Your task:
Filter the data below for the string "mainly" and copy each matching line.

Data for the task:
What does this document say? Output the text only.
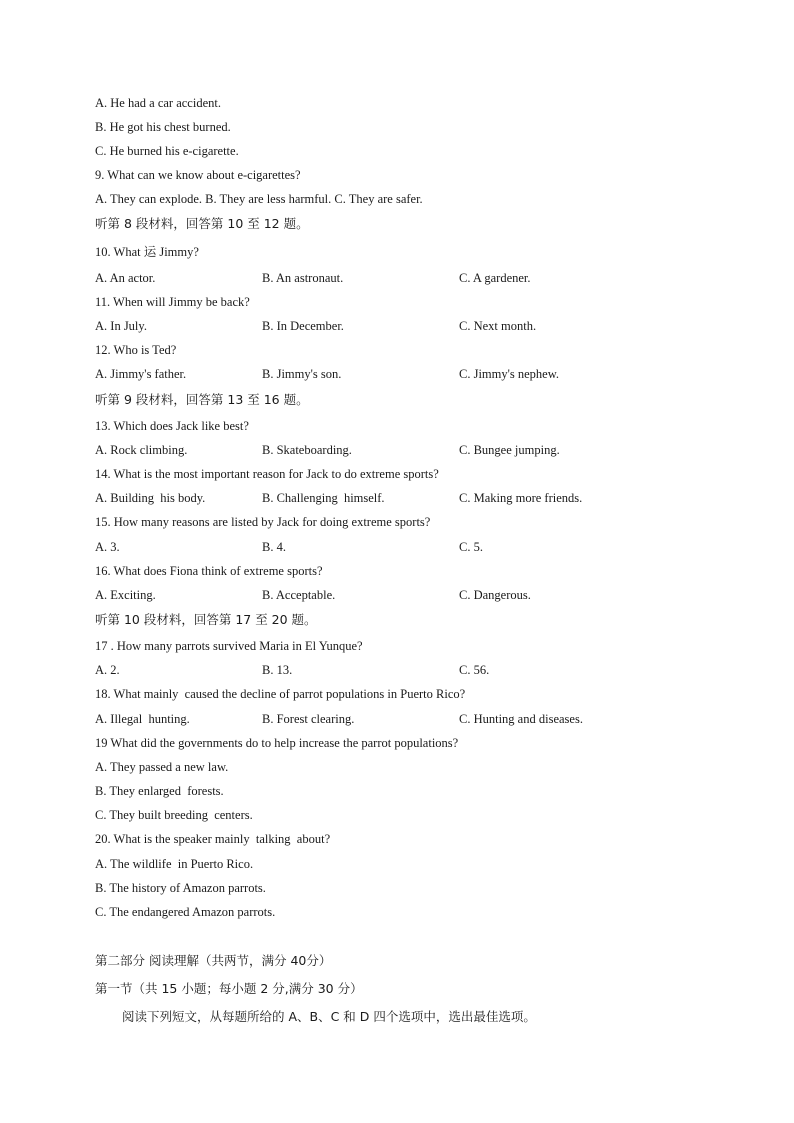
A. He had a car accident.
B. He got his chest burned.
C. He burned his e-cigarette.
9. What can we know about e-cigarettes?
A. They can explode. B. They are less harmful. C. They are safer.
听第 8 段材料，回答第 10 至 12 题。
10. What 运 Jimmy?
A. An actor.	B. An astronaut.	C. A gardener.
11. When will Jimmy be back?
A. In July.	B. In December.	C. Next month.
12. Who is Ted?
A. Jimmy's father.	B. Jimmy's son.	C. Jimmy's nephew.
听第 9 段材料，回答第 13 至 16 题。
13. Which does Jack like best?
A. Rock climbing.	B. Skateboarding.	C. Bungee jumping.
14. What is the most important reason for Jack to do extreme sports?
A. Building  his body.	B. Challenging  himself.	C. Making more friends.
15. How many reasons are listed by Jack for doing extreme sports?
A. 3.	B. 4.	C. 5.
16. What does Fiona think of extreme sports?
A. Exciting.	B. Acceptable.	C. Dangerous.
听第 10 段材料，回答第 17 至 20 题。
17 . How many parrots survived Maria in El Yunque?
A. 2.	B. 13.	C. 56.
18. What mainly  caused the decline of parrot populations in Puerto Rico?
A. Illegal  hunting.	B. Forest clearing.	C. Hunting and diseases.
19 What did the governments do to help increase the parrot populations?
A. They passed a new law.
B. They enlarged  forests.
C. They built breeding  centers.
20. What is the speaker mainly  talking  about?
A. The wildlife  in Puerto Rico.
B. The history of Amazon parrots.
C. The endangered Amazon parrots.
第二部分 阅读理解（共两节，满分 40分）
第一节（共 15 小题；每小题 2 分,满分 30 分）
阅读下列短文，从每题所给的 A、B、C 和 D 四个选项中，选出最佳选项。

Complete answer:
18. What mainly  caused the decline of parrot populations in Puerto Rico?
20. What is the speaker mainly  talking  about?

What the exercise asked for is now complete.